◆ **WHAT THE TASK REQUIRES**
Copy the items from the line containing "submission-info: Algorithm 提交于" through the line containing "study-plan-subtitle: 20 题冲刺华为秋招", inclusive, reproducing each line unchanged.

◆ **THE RECORDS**
start

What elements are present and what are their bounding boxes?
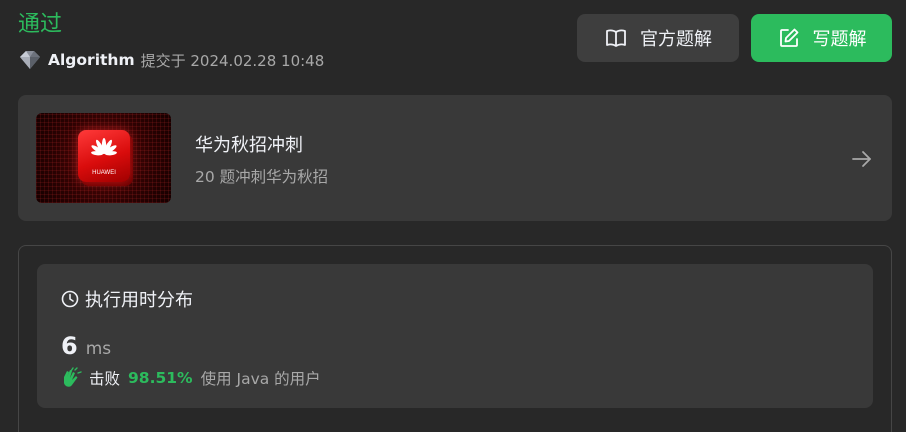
submission-info: Algorithm 提交于 2024.02.28 10:48 bbox=[18, 48, 324, 72]
official-solution-label: 官方题解 bbox=[640, 29, 712, 50]
write-solution-button[interactable]: 写题解 bbox=[751, 14, 892, 62]
runtime-value: 6 ms bbox=[61, 332, 111, 360]
submitted-time: 提交于 2024.02.28 10:48 bbox=[140, 51, 325, 70]
study-plan-thumbnail: HUAWEI bbox=[36, 113, 171, 203]
study-plan-subtitle: 20 题冲刺华为秋招 bbox=[195, 168, 329, 186]
runtime-card[interactable]: 执行用时分布 6 ms 击败 98.51% 使用 Java 的用户 bbox=[37, 264, 873, 408]
study-plan-card[interactable]: HUAWEI 华为秋招冲刺 20 题冲刺华为秋招 bbox=[18, 95, 892, 221]
huawei-logo-icon: HUAWEI bbox=[78, 130, 130, 182]
runtime-heading: 执行用时分布 bbox=[61, 286, 193, 312]
beats-line: 击败 98.51% 使用 Java 的用户 bbox=[61, 367, 321, 389]
username[interactable]: Algorithm bbox=[48, 51, 135, 69]
clock-icon bbox=[61, 290, 79, 308]
book-open-icon bbox=[604, 26, 628, 50]
runtime-unit: ms bbox=[85, 339, 112, 359]
runtime-heading-label: 执行用时分布 bbox=[85, 290, 193, 311]
beats-label: 击败 bbox=[89, 370, 121, 388]
submission-status: 通过 bbox=[18, 12, 63, 37]
result-panel: 执行用时分布 6 ms 击败 98.51% 使用 Java 的用户 bbox=[18, 245, 892, 432]
beats-description: 使用 Java 的用户 bbox=[200, 370, 321, 388]
edit-icon bbox=[777, 26, 801, 50]
avatar[interactable] bbox=[18, 49, 42, 71]
clapping-hands-icon bbox=[61, 367, 83, 389]
beats-percent: 98.51% bbox=[128, 369, 193, 387]
official-solution-button[interactable]: 官方题解 bbox=[577, 14, 739, 62]
runtime-number: 6 bbox=[61, 332, 78, 360]
write-solution-label: 写题解 bbox=[812, 29, 867, 50]
huawei-logo-text: HUAWEI bbox=[92, 170, 116, 176]
arrow-right-icon[interactable] bbox=[850, 147, 874, 171]
study-plan-title: 华为秋招冲刺 bbox=[195, 135, 303, 156]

end

◆ **FINAL ANSWER**
submission-info: Algorithm 提交于 2024.02.28 10:48 bbox=[18, 48, 324, 72]
official-solution-label: 官方题解 bbox=[640, 29, 712, 50]
write-solution-button[interactable]: 写题解 bbox=[751, 14, 892, 62]
runtime-value: 6 ms bbox=[61, 332, 111, 360]
submitted-time: 提交于 2024.02.28 10:48 bbox=[140, 51, 325, 70]
study-plan-thumbnail: HUAWEI bbox=[36, 113, 171, 203]
study-plan-subtitle: 20 题冲刺华为秋招 bbox=[195, 168, 329, 186]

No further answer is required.